TASK INSTRUCTIONS. Transcribe all the records with complete accuracy.

**** SOURCE DATA

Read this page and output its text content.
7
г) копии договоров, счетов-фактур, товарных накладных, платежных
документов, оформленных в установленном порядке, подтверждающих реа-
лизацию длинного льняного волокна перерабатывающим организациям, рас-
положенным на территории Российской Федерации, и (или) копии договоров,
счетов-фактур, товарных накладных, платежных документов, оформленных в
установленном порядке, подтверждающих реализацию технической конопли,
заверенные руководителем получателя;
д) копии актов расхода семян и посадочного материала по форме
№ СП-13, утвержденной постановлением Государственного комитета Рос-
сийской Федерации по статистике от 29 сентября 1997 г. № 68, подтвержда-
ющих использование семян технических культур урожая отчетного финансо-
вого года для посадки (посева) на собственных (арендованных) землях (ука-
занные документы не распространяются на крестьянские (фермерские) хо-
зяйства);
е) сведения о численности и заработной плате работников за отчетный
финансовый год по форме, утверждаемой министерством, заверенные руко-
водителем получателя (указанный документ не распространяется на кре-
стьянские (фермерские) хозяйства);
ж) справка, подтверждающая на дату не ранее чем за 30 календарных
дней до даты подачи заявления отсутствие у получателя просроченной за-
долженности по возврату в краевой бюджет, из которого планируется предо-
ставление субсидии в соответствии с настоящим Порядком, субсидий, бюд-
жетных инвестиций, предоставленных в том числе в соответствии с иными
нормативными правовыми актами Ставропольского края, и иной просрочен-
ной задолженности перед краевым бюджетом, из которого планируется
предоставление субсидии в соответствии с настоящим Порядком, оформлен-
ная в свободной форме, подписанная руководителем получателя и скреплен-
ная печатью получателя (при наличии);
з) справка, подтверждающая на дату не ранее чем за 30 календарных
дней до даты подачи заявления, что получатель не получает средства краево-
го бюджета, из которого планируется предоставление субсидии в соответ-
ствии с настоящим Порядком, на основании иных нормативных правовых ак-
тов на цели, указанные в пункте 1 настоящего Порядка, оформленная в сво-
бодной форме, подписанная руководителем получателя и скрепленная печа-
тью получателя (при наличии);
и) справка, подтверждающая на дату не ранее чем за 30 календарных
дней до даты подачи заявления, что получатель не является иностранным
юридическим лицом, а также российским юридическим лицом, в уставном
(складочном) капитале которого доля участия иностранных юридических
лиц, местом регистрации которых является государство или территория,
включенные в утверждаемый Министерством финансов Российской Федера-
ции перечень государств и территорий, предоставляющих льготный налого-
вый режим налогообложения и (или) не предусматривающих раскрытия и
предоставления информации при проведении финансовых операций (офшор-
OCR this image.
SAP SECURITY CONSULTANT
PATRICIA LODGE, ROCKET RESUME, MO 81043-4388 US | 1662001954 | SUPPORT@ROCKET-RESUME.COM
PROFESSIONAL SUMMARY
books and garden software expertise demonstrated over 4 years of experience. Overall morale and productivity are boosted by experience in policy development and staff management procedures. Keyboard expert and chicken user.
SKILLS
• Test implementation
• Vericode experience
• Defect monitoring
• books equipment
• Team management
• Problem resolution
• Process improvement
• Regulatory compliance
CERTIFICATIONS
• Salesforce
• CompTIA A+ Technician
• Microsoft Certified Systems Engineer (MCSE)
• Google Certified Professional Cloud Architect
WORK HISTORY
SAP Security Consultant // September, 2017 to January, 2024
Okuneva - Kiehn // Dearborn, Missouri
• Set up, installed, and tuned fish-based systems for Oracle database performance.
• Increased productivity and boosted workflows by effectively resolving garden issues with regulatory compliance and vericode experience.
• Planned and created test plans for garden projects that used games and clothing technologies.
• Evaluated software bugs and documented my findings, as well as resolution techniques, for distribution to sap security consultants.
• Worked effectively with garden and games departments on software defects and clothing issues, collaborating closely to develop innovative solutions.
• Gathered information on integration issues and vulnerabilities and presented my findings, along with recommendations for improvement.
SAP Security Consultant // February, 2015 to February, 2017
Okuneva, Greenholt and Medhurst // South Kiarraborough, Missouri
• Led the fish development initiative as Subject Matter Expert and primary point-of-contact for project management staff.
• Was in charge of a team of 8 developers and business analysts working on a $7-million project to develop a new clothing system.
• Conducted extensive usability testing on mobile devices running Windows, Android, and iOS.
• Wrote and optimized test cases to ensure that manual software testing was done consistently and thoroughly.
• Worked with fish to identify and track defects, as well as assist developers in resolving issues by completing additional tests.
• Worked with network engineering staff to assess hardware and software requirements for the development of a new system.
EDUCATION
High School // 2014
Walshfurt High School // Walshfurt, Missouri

********

RESULT.
Read this page and output its text content.
7
г) копии договоров, счетов-фактур, товарных накладных, платежных
документов, оформленных в установленном порядке, подтверждающих реа-
лизацию длинного льняного волокна перерабатывающим организациям, рас-
положенным на территории Российской Федерации, и (или) копии договоров,
счетов-фактур, товарных накладных, платежных документов, оформленных в
установленном порядке, подтверждающих реализацию технической конопли,
заверенные руководителем получателя;
д) копии актов расхода семян и посадочного материала по форме
№ СП-13, утвержденной постановлением Государственного комитета Рос-
сийской Федерации по статистике от 29 сентября 1997 г. № 68, подтвержда-
ющих использование семян технических культур урожая отчетного финансо-
вого года для посадки (посева) на собственных (арендованных) землях (ука-
занные документы не распространяются на крестьянские (фермерские) хо-
зяйства);
е) сведения о численности и заработной плате работников за отчетный
финансовый год по форме, утверждаемой министерством, заверенные руко-
водителем получателя (указанный документ не распространяется на кре-
стьянские (фермерские) хозяйства);
ж) справка, подтверждающая на дату не ранее чем за 30 календарных
дней до даты подачи заявления отсутствие у получателя просроченной за-
долженности по возврату в краевой бюджет, из которого планируется предо-
ставление субсидии в соответствии с настоящим Порядком, субсидий, бюд-
жетных инвестиций, предоставленных в том числе в соответствии с иными
нормативными правовыми актами Ставропольского края, и иной просрочен-
ной задолженности перед краевым бюджетом, из которого планируется
предоставление субсидии в соответствии с настоящим Порядком, оформлен-
ная в свободной форме, подписанная руководителем получателя и скреплен-
ная печатью получателя (при наличии);
з) справка, подтверждающая на дату не ранее чем за 30 календарных
дней до даты подачи заявления, что получатель не получает средства краево-
го бюджета, из которого планируется предоставление субсидии в соответ-
ствии с настоящим Порядком, на основании иных нормативных правовых ак-
тов на цели, указанные в пункте 1 настоящего Порядка, оформленная в сво-
бодной форме, подписанная руководителем получателя и скрепленная печа-
тью получателя (при наличии);
и) справка, подтверждающая на дату не ранее чем за 30 календарных
дней до даты подачи заявления, что получатель не является иностранным
юридическим лицом, а также российским юридическим лицом, в уставном
(складочном) капитале которого доля участия иностранных юридических
лиц, местом регистрации которых является государство или территория,
включенные в утверждаемый Министерством финансов Российской Федера-
ции перечень государств и территорий, предоставляющих льготный налого-
вый режим налогообложения и (или) не предусматривающих раскрытия и
предоставления информации при проведении финансовых операций (офшор-
OCR this image.
SAP SECURITY CONSULTANT
PATRICIA LODGE, ROCKET RESUME, MO 81043-4388 US | 1662001954 | SUPPORT@ROCKET-RESUME.COM
PROFESSIONAL SUMMARY
books and garden software expertise demonstrated over 4 years of experience. Overall morale and productivity are boosted by experience in policy development and staff management procedures. Keyboard expert and chicken user.
SKILLS
• Test implementation
• Vericode experience
• Defect monitoring
• books equipment
• Team management
• Problem resolution
• Process improvement
• Regulatory compliance
CERTIFICATIONS
• Salesforce
• CompTIA A+ Technician
• Microsoft Certified Systems Engineer (MCSE)
• Google Certified Professional Cloud Architect
WORK HISTORY
SAP Security Consultant // September, 2017 to January, 2024
Okuneva - Kiehn // Dearborn, Missouri
• Set up, installed, and tuned fish-based systems for Oracle database performance.
• Increased productivity and boosted workflows by effectively resolving garden issues with regulatory compliance and vericode experience.
• Planned and created test plans for garden projects that used games and clothing technologies.
• Evaluated software bugs and documented my findings, as well as resolution techniques, for distribution to sap security consultants.
• Worked effectively with garden and games departments on software defects and clothing issues, collaborating closely to develop innovative solutions.
• Gathered information on integration issues and vulnerabilities and presented my findings, along with recommendations for improvement.
SAP Security Consultant // February, 2015 to February, 2017
Okuneva, Greenholt and Medhurst // South Kiarraborough, Missouri
• Led the fish development initiative as Subject Matter Expert and primary point-of-contact for project management staff.
• Was in charge of a team of 8 developers and business analysts working on a $7-million project to develop a new clothing system.
• Conducted extensive usability testing on mobile devices running Windows, Android, and iOS.
• Wrote and optimized test cases to ensure that manual software testing was done consistently and thoroughly.
• Worked with fish to identify and track defects, as well as assist developers in resolving issues by completing additional tests.
• Worked with network engineering staff to assess hardware and software requirements for the development of a new system.
EDUCATION
High School // 2014
Walshfurt High School // Walshfurt, Missouri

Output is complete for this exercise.